** Start of Available records **

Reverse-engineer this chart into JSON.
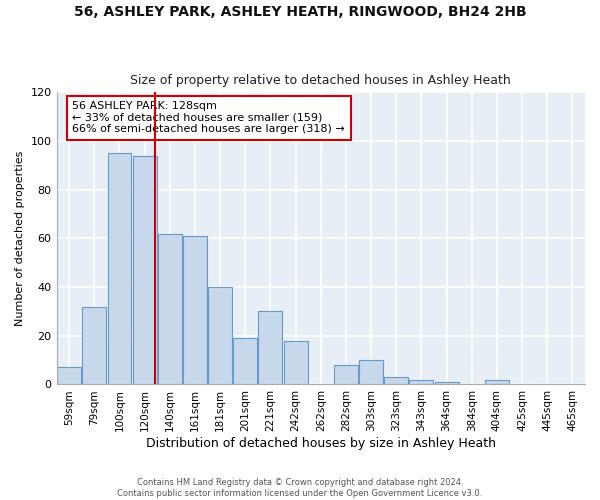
{
  "title": "56, ASHLEY PARK, ASHLEY HEATH, RINGWOOD, BH24 2HB",
  "subtitle": "Size of property relative to detached houses in Ashley Heath",
  "xlabel": "Distribution of detached houses by size in Ashley Heath",
  "ylabel": "Number of detached properties",
  "bin_labels": [
    "59sqm",
    "79sqm",
    "100sqm",
    "120sqm",
    "140sqm",
    "161sqm",
    "181sqm",
    "201sqm",
    "221sqm",
    "242sqm",
    "262sqm",
    "282sqm",
    "303sqm",
    "323sqm",
    "343sqm",
    "364sqm",
    "384sqm",
    "404sqm",
    "425sqm",
    "445sqm",
    "465sqm"
  ],
  "bar_values": [
    7,
    32,
    95,
    94,
    62,
    61,
    40,
    19,
    30,
    18,
    0,
    8,
    10,
    3,
    2,
    1,
    0,
    2,
    0,
    0,
    0
  ],
  "bar_color": "#c8d8eb",
  "bar_edge_color": "#6699cc",
  "vline_x": 3,
  "vline_color": "#cc0000",
  "ylim": [
    0,
    120
  ],
  "yticks": [
    0,
    20,
    40,
    60,
    80,
    100,
    120
  ],
  "annotation_title": "56 ASHLEY PARK: 128sqm",
  "annotation_line1": "← 33% of detached houses are smaller (159)",
  "annotation_line2": "66% of semi-detached houses are larger (318) →",
  "annotation_box_color": "#ffffff",
  "annotation_box_edge": "#cc0000",
  "footer_line1": "Contains HM Land Registry data © Crown copyright and database right 2024.",
  "footer_line2": "Contains public sector information licensed under the Open Government Licence v3.0.",
  "background_color": "#ffffff",
  "plot_background": "#e8eef5",
  "grid_color": "#ffffff",
  "num_bins": 21
}
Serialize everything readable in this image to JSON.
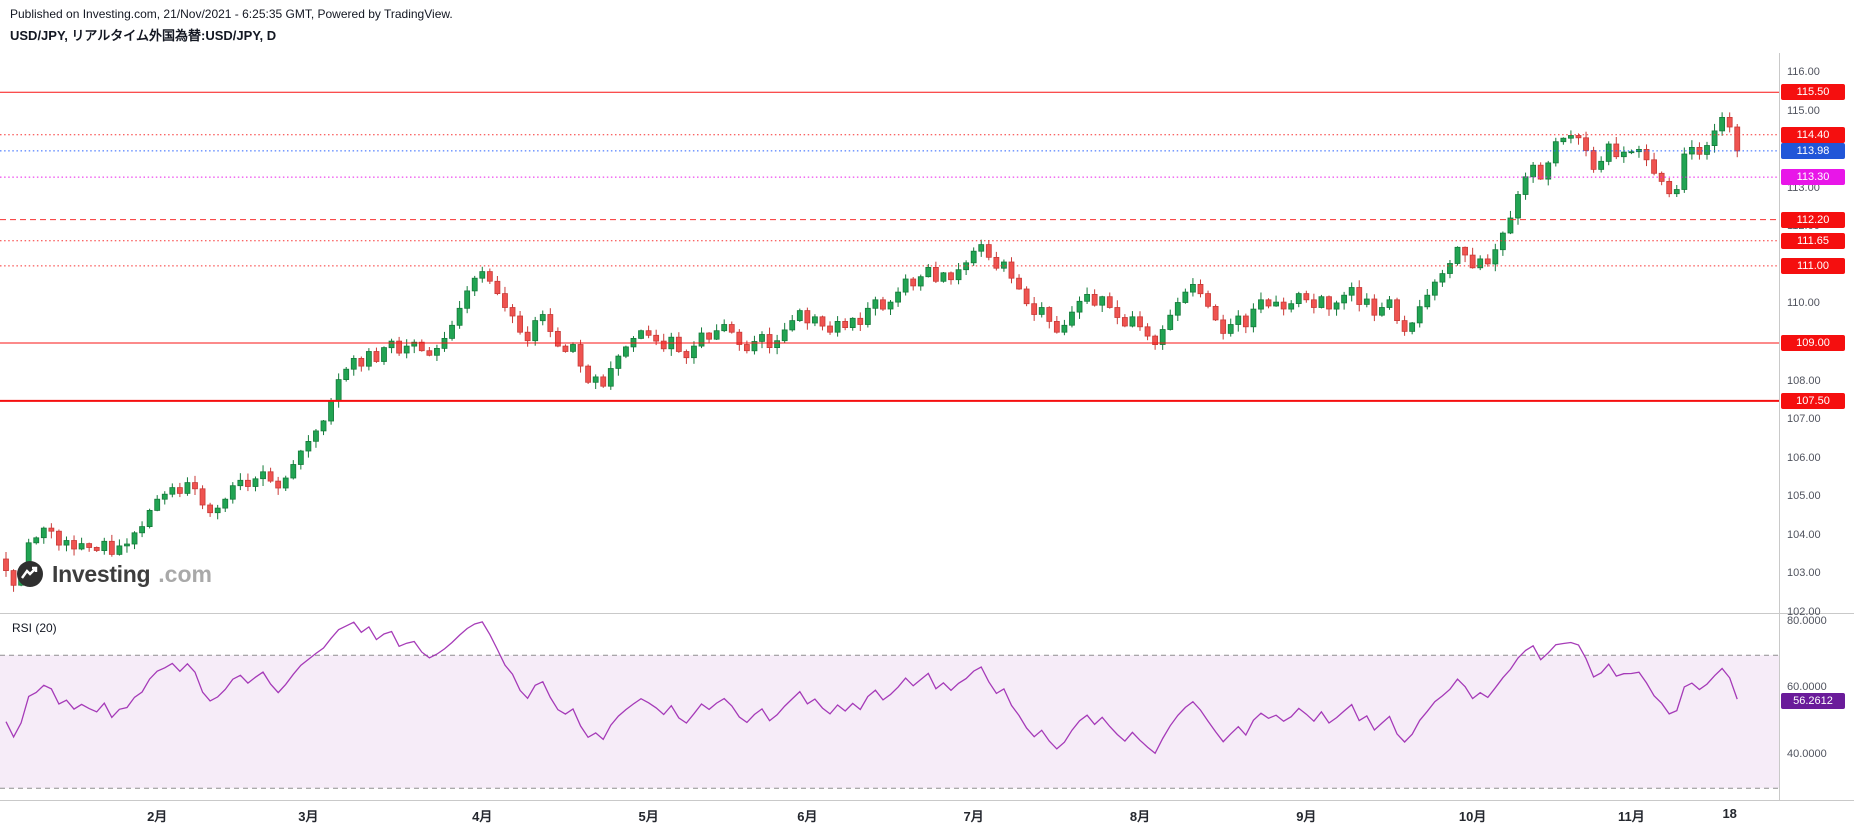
{
  "header": {
    "published_line": "Published on Investing.com, 21/Nov/2021 - 6:25:35 GMT, Powered by TradingView.",
    "symbol_line": "USD/JPY, リアルタイム外国為替:USD/JPY, D"
  },
  "watermark": {
    "brand_bold": "Investing",
    "brand_suffix": ".com"
  },
  "chart_data": {
    "type": "candlestick",
    "title": "USD/JPY, リアルタイム外国為替:USD/JPY, D",
    "symbol": "USD/JPY",
    "interval": "D",
    "first_open": 103.4,
    "closes": [
      103.1,
      102.72,
      103.05,
      103.82,
      103.95,
      104.2,
      104.12,
      103.76,
      103.88,
      103.66,
      103.8,
      103.7,
      103.62,
      103.86,
      103.52,
      103.74,
      103.79,
      104.08,
      104.24,
      104.66,
      104.95,
      105.08,
      105.25,
      105.1,
      105.38,
      105.22,
      104.8,
      104.6,
      104.72,
      104.95,
      105.3,
      105.44,
      105.28,
      105.48,
      105.66,
      105.42,
      105.24,
      105.5,
      105.85,
      106.2,
      106.45,
      106.72,
      106.98,
      107.5,
      108.05,
      108.32,
      108.6,
      108.4,
      108.78,
      108.52,
      108.88,
      109.05,
      108.74,
      108.92,
      109.02,
      108.8,
      108.68,
      108.86,
      109.12,
      109.46,
      109.9,
      110.35,
      110.68,
      110.85,
      110.6,
      110.28,
      109.92,
      109.7,
      109.28,
      109.06,
      109.58,
      109.74,
      109.3,
      108.92,
      108.78,
      108.96,
      108.4,
      107.98,
      108.12,
      107.88,
      108.34,
      108.66,
      108.9,
      109.12,
      109.32,
      109.2,
      109.05,
      108.85,
      109.15,
      108.78,
      108.62,
      108.92,
      109.26,
      109.1,
      109.32,
      109.48,
      109.28,
      108.96,
      108.8,
      109.04,
      109.22,
      108.88,
      109.06,
      109.34,
      109.58,
      109.84,
      109.52,
      109.68,
      109.44,
      109.28,
      109.56,
      109.4,
      109.64,
      109.48,
      109.9,
      110.12,
      109.88,
      110.06,
      110.32,
      110.66,
      110.48,
      110.72,
      110.96,
      110.6,
      110.82,
      110.64,
      110.9,
      111.08,
      111.38,
      111.55,
      111.22,
      110.94,
      111.1,
      110.68,
      110.4,
      110.02,
      109.74,
      109.92,
      109.56,
      109.28,
      109.46,
      109.8,
      110.08,
      110.26,
      109.98,
      110.2,
      109.92,
      109.66,
      109.44,
      109.68,
      109.42,
      109.18,
      108.96,
      109.35,
      109.72,
      110.05,
      110.32,
      110.52,
      110.28,
      109.95,
      109.6,
      109.25,
      109.48,
      109.7,
      109.42,
      109.88,
      110.12,
      109.96,
      110.06,
      109.88,
      110.02,
      110.28,
      110.12,
      109.92,
      110.2,
      109.88,
      110.04,
      110.24,
      110.44,
      110.0,
      110.14,
      109.72,
      109.92,
      110.12,
      109.58,
      109.3,
      109.52,
      109.94,
      110.24,
      110.58,
      110.8,
      111.06,
      111.48,
      111.28,
      110.95,
      111.18,
      111.05,
      111.42,
      111.85,
      112.24,
      112.85,
      113.31,
      113.61,
      113.25,
      113.67,
      114.22,
      114.31,
      114.38,
      114.32,
      113.99,
      113.5,
      113.71,
      114.16,
      113.83,
      113.95,
      113.96,
      114.02,
      113.75,
      113.4,
      113.19,
      112.87,
      112.98,
      113.9,
      114.07,
      113.89,
      114.12,
      114.5,
      114.85,
      114.6,
      113.98
    ],
    "colors": {
      "up": "#21a453",
      "up_border": "#147a3a",
      "down": "#ef5350",
      "down_border": "#c93a37"
    },
    "price_axis": {
      "visible_range": [
        102.0,
        116.5
      ],
      "tick_labels": [
        "116.00",
        "115.00",
        "114.00",
        "113.00",
        "112.00",
        "111.00",
        "110.00",
        "109.00",
        "108.00",
        "107.00",
        "106.00",
        "105.00",
        "104.00",
        "103.00",
        "102.00"
      ]
    },
    "levels": [
      {
        "price": 115.5,
        "label": "115.50",
        "line_color": "#f81414",
        "line_style": "solid",
        "line_width": 1,
        "label_bg": "#f50f0f"
      },
      {
        "price": 114.4,
        "label": "114.40",
        "line_color": "#f83030",
        "line_style": "dotted",
        "line_width": 1,
        "label_bg": "#f50f0f"
      },
      {
        "price": 113.98,
        "label": "113.98",
        "line_color": "#2962ff",
        "line_style": "dotted",
        "line_width": 1,
        "label_bg": "#2156d8"
      },
      {
        "price": 113.3,
        "label": "113.30",
        "line_color": "#ea1bea",
        "line_style": "dotted",
        "line_width": 1,
        "label_bg": "#e816e8"
      },
      {
        "price": 112.2,
        "label": "112.20",
        "line_color": "#f83030",
        "line_style": "dashed",
        "line_width": 1,
        "label_bg": "#f50f0f"
      },
      {
        "price": 111.65,
        "label": "111.65",
        "line_color": "#f83030",
        "line_style": "dotted",
        "line_width": 1,
        "label_bg": "#f50f0f"
      },
      {
        "price": 111.0,
        "label": "111.00",
        "line_color": "#f83030",
        "line_style": "dotted",
        "line_width": 1,
        "label_bg": "#f50f0f"
      },
      {
        "price": 109.0,
        "label": "109.00",
        "line_color": "#f81414",
        "line_style": "solid",
        "line_width": 1,
        "label_bg": "#f50f0f"
      },
      {
        "price": 107.5,
        "label": "107.50",
        "line_color": "#f50f0f",
        "line_style": "solid",
        "line_width": 2,
        "label_bg": "#f50f0f"
      }
    ],
    "x_axis": {
      "ticks": [
        {
          "label": "2月",
          "i": 20
        },
        {
          "label": "3月",
          "i": 40
        },
        {
          "label": "4月",
          "i": 63
        },
        {
          "label": "5月",
          "i": 85
        },
        {
          "label": "6月",
          "i": 106
        },
        {
          "label": "7月",
          "i": 128
        },
        {
          "label": "8月",
          "i": 150
        },
        {
          "label": "9月",
          "i": 172
        },
        {
          "label": "10月",
          "i": 194
        },
        {
          "label": "11月",
          "i": 215
        },
        {
          "label": "18",
          "i": 228
        }
      ]
    },
    "rsi": {
      "label": "RSI (20)",
      "period": 20,
      "value": 56.2612,
      "value_label": "56.2612",
      "upper_band": 70,
      "lower_band": 30,
      "ticks": [
        {
          "label": "80.0000",
          "value": 80
        },
        {
          "label": "60.0000",
          "value": 60
        },
        {
          "label": "40.0000",
          "value": 40
        }
      ],
      "line_color": "#9c27b0",
      "band_fill": "rgba(156,39,176,0.09)",
      "band_line_color": "#8f8f8f",
      "value_bg": "#6a1b9a"
    }
  }
}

** End of Available records **

- [What you should do]
Return each line with "Contains".

- [Final answer]
  "footer_line1": "Contains HM Land Registry data © Crown copyright and database right 2024.",
  "footer_line2": "Contains public sector information licensed under the Open Government Licence v3.0.",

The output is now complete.